PROBLEM TO WORK ON:
Lines containing the string "audience" are to be collected in full.

— begin INFORMATION GIVEN —

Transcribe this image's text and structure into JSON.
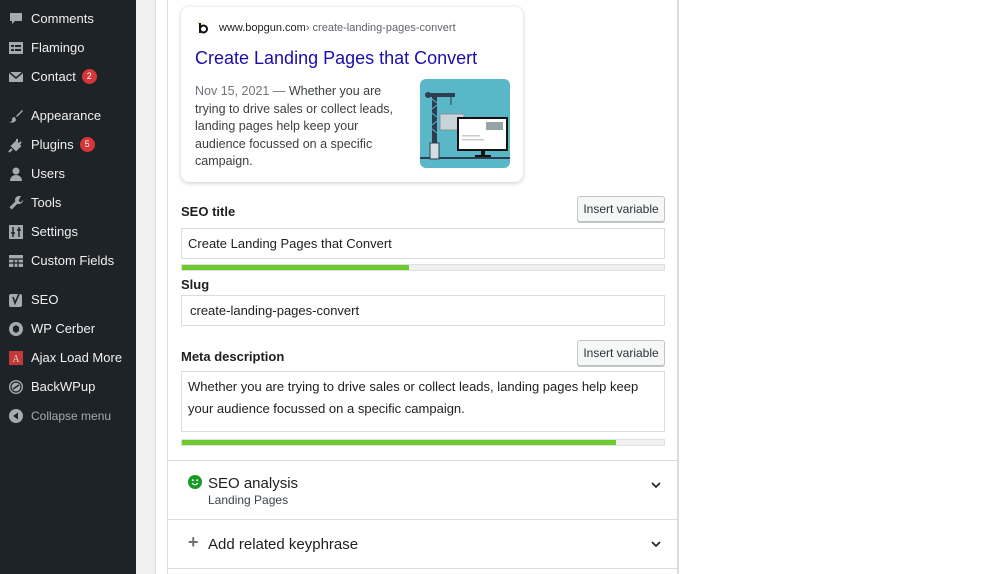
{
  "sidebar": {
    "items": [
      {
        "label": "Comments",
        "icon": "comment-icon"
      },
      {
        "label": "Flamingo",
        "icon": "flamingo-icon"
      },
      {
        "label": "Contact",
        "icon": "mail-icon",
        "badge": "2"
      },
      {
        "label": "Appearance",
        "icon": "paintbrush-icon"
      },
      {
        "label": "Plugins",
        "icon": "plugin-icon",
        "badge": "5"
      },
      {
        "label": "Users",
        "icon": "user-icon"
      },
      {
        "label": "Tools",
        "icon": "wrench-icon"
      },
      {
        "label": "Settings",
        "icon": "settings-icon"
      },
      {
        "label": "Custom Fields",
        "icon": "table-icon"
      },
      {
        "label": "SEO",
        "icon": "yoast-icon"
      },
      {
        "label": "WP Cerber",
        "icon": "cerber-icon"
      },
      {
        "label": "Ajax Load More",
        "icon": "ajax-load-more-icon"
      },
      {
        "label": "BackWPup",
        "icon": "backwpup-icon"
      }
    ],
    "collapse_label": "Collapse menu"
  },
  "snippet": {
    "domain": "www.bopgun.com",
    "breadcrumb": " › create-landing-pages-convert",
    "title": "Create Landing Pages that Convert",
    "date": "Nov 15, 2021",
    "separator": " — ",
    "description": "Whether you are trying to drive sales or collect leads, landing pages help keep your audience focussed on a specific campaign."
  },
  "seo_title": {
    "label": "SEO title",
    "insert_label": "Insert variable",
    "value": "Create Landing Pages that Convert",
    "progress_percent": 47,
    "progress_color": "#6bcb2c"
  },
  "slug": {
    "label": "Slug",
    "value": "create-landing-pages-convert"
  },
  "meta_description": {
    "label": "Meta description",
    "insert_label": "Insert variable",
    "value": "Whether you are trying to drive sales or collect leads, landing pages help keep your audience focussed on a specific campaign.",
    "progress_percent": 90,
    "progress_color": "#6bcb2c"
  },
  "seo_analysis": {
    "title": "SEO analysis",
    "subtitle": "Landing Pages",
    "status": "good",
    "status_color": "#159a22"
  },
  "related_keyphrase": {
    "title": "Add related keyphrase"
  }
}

— end INFORMATION GIVEN —
— begin INFORMATION GIVEN —

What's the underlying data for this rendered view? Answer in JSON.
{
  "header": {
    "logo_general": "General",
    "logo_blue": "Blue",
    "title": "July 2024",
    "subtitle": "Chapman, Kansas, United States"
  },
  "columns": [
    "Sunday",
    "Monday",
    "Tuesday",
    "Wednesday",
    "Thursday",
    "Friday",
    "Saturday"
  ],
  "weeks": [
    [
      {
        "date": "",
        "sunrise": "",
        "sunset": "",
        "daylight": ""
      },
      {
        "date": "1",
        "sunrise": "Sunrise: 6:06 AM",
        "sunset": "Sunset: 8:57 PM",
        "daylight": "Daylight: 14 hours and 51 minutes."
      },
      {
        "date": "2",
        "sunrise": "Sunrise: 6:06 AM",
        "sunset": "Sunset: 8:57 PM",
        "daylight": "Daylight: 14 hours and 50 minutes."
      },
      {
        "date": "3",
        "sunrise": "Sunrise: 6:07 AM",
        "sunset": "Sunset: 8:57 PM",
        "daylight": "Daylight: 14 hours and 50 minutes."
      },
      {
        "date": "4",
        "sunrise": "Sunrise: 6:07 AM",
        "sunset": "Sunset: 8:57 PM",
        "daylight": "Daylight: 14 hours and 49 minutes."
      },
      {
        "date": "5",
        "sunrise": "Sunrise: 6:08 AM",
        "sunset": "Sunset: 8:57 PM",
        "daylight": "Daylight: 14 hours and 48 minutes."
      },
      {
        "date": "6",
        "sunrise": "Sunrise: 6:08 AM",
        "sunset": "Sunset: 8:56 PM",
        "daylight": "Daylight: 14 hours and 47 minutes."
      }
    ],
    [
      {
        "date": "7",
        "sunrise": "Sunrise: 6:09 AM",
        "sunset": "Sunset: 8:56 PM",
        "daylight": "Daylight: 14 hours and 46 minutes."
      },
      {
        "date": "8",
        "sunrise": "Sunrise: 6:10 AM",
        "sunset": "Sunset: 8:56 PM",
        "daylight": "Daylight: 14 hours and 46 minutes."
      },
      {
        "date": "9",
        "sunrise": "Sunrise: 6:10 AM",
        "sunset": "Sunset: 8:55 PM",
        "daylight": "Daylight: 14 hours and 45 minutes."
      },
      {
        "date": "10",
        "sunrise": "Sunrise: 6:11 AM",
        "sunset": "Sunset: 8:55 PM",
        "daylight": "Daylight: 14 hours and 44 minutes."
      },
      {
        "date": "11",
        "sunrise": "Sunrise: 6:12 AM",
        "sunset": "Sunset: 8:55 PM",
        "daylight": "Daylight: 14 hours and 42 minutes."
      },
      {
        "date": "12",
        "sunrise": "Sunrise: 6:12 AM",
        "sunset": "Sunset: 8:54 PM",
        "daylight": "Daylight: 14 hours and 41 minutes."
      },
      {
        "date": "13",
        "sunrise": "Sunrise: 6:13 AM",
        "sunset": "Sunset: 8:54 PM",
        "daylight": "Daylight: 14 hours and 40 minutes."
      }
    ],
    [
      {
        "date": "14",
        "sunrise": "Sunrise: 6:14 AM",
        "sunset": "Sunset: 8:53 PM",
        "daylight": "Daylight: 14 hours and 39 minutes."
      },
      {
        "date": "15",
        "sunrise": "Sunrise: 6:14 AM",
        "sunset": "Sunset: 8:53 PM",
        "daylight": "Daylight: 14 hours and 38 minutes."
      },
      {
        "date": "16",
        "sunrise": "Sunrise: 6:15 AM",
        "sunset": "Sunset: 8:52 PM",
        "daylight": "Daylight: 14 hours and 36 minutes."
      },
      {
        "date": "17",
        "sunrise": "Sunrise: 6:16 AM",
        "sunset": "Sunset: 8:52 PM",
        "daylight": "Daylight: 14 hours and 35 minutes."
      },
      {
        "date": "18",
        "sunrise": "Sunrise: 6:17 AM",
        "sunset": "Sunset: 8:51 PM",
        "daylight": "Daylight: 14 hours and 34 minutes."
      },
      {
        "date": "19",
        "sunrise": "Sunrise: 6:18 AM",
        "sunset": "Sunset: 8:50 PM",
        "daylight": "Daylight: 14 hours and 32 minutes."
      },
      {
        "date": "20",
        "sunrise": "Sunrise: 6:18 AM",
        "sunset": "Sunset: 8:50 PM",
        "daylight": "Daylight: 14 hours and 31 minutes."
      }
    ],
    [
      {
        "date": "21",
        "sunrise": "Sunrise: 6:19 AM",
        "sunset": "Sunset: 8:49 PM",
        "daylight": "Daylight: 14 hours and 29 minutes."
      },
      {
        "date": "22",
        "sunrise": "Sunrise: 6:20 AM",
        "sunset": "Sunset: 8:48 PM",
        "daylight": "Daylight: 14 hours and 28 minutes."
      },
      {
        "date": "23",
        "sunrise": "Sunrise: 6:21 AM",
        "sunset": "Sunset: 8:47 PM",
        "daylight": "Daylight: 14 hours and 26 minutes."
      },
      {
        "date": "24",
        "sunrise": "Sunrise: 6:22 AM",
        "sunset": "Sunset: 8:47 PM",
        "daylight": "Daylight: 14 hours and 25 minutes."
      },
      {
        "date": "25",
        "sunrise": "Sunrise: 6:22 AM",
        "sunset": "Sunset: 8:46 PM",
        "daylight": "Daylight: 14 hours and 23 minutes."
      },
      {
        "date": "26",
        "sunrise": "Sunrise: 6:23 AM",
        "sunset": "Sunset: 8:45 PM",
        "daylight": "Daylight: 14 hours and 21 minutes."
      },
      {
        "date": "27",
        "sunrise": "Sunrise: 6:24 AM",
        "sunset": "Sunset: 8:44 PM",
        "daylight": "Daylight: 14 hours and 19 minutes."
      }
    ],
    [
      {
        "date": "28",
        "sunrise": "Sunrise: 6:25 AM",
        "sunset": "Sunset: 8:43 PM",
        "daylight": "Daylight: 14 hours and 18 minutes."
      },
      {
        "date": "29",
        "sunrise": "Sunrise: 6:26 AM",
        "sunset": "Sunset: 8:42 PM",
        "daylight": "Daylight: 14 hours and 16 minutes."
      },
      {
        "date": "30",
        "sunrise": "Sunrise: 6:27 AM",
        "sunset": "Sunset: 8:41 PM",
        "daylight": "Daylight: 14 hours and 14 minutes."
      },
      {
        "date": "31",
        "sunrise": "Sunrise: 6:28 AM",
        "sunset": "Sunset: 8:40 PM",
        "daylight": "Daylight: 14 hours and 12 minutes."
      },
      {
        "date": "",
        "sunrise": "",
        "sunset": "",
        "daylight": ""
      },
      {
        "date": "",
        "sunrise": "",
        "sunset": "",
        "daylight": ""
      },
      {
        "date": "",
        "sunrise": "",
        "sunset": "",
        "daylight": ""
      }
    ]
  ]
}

— end INFORMATION GIVEN —
— begin INFORMATION GIVEN —

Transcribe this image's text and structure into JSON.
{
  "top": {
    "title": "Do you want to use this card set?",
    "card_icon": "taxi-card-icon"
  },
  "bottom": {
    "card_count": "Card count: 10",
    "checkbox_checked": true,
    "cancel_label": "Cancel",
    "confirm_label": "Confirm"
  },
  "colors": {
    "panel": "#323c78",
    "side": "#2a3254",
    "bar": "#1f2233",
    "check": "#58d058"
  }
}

— end INFORMATION GIVEN —

ANSWER BELOW:
    "description": "Whether you are trying to drive sales or collect leads, landing pages help keep your audience focussed on a specific campaign."
    "value": "Whether you are trying to drive sales or collect leads, landing pages help keep your audience focussed on a specific campaign.",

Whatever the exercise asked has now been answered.